* start *

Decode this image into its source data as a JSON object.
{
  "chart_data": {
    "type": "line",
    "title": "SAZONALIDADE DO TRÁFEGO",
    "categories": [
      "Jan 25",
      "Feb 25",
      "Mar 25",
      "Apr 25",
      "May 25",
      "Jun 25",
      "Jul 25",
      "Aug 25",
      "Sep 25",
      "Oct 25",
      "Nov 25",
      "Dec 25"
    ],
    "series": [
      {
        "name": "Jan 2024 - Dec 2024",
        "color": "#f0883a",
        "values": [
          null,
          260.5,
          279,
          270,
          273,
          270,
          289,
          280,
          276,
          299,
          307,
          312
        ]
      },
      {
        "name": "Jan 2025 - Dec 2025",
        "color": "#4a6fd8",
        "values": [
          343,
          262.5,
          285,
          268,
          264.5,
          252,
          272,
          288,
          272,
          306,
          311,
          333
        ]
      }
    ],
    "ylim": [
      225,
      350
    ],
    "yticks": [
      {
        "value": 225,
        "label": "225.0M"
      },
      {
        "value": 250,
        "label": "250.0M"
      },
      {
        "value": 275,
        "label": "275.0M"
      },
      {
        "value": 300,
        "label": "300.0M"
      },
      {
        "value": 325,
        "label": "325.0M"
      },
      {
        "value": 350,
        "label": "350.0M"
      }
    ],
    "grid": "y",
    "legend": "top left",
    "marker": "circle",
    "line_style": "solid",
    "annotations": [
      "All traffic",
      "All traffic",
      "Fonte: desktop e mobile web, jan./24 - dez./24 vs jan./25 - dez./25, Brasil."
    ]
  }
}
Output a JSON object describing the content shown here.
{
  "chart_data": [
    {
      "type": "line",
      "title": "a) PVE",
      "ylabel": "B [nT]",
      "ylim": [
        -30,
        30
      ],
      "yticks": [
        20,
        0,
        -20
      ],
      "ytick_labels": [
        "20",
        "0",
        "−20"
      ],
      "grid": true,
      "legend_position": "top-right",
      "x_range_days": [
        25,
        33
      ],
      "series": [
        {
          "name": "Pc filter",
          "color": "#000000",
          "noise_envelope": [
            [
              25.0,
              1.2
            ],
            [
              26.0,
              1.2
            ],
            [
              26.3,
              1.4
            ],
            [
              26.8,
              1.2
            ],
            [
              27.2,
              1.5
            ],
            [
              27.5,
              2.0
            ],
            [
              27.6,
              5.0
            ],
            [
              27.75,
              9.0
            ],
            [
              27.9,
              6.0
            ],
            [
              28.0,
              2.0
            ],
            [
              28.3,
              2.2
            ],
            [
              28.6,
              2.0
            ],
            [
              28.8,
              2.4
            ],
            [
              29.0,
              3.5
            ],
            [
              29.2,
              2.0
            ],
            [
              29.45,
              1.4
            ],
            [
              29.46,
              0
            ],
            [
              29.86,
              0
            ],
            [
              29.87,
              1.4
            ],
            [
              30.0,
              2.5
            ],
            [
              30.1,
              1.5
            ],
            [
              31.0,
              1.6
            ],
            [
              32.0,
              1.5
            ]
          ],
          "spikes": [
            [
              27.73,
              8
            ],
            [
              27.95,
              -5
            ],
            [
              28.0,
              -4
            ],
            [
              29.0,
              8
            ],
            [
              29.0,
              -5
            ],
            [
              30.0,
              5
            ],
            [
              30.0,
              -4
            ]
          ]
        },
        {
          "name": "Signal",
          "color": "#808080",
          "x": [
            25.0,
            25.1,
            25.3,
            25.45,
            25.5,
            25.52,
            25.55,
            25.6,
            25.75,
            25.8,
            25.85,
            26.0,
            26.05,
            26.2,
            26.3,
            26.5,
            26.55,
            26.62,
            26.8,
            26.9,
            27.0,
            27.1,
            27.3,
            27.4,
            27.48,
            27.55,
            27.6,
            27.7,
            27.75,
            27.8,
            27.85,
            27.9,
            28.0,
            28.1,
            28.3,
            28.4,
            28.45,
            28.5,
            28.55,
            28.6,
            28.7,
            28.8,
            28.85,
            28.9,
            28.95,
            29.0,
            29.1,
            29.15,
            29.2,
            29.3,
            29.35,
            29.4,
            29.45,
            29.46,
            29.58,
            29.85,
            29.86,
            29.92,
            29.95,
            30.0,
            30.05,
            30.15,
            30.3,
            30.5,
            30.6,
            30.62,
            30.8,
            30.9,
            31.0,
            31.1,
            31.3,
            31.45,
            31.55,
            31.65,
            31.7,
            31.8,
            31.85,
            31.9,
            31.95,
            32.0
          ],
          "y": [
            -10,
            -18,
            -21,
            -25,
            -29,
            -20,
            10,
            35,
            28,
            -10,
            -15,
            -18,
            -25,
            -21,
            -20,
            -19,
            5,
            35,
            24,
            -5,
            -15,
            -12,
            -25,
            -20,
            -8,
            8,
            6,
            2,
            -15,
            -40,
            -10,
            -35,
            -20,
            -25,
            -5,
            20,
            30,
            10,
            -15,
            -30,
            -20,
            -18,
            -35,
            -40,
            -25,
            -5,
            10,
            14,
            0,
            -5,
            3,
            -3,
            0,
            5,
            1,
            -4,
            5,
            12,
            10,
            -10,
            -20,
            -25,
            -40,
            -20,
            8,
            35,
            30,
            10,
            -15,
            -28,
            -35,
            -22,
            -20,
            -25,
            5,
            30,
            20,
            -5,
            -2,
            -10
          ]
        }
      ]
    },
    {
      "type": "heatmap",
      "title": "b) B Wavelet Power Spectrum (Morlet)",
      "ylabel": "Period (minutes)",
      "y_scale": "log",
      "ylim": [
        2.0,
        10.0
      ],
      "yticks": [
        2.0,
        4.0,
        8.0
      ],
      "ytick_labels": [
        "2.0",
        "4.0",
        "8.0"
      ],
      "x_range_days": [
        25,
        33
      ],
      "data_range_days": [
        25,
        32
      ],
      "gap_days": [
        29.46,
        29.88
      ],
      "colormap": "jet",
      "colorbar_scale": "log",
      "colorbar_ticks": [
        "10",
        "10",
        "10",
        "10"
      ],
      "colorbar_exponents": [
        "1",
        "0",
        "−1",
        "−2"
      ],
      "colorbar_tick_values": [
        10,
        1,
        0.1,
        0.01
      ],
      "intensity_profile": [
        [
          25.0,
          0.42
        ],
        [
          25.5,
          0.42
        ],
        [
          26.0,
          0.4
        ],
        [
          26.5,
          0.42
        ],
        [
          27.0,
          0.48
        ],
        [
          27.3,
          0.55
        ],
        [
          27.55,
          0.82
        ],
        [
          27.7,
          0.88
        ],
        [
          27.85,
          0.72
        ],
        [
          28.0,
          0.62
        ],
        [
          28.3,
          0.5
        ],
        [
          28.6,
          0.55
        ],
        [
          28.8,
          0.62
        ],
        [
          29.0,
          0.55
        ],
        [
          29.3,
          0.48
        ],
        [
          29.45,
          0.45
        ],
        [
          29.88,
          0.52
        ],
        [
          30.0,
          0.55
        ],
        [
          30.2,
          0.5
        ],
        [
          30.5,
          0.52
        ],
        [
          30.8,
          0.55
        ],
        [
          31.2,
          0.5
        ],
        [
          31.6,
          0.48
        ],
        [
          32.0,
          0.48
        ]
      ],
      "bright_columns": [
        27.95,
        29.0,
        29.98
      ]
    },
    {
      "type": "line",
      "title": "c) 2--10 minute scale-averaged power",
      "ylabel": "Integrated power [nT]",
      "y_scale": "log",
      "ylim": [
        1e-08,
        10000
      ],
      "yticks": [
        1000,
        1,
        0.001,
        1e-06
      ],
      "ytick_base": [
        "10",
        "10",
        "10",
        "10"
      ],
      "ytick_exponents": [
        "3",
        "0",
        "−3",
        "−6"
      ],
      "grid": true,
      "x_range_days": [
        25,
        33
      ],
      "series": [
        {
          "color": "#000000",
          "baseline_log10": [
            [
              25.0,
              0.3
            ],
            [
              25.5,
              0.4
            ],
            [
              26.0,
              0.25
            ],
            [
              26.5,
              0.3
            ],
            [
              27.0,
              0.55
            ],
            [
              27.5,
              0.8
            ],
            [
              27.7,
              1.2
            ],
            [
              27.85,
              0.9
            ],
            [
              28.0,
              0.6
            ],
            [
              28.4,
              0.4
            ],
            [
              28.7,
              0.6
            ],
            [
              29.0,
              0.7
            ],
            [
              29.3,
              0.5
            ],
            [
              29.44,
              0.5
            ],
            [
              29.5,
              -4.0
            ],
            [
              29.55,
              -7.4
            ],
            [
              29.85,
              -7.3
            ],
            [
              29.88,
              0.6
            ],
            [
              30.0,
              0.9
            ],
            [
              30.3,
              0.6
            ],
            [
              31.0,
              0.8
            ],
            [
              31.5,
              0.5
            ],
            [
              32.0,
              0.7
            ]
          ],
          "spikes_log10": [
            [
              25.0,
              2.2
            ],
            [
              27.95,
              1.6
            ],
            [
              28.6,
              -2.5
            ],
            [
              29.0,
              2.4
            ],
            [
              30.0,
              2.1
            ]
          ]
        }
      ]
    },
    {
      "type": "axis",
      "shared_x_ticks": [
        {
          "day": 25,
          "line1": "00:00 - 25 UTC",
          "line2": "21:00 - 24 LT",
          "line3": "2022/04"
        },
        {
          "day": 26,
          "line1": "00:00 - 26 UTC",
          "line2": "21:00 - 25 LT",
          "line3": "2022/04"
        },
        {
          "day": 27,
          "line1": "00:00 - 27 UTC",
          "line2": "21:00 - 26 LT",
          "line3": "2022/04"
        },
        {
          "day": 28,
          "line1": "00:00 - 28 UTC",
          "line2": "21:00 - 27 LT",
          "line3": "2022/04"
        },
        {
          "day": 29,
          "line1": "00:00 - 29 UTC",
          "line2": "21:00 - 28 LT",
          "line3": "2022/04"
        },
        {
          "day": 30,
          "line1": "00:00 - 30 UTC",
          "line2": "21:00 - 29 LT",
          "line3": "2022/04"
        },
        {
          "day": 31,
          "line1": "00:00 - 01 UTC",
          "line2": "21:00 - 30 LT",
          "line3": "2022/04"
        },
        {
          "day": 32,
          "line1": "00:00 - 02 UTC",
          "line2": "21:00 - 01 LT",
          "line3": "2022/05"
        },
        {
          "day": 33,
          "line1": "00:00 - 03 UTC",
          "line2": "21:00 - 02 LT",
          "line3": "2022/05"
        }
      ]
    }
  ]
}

* end *

→ **Problem**:
Check each line above for the word "object" and say how many have it, with nothing else.

→ **Result below**:
2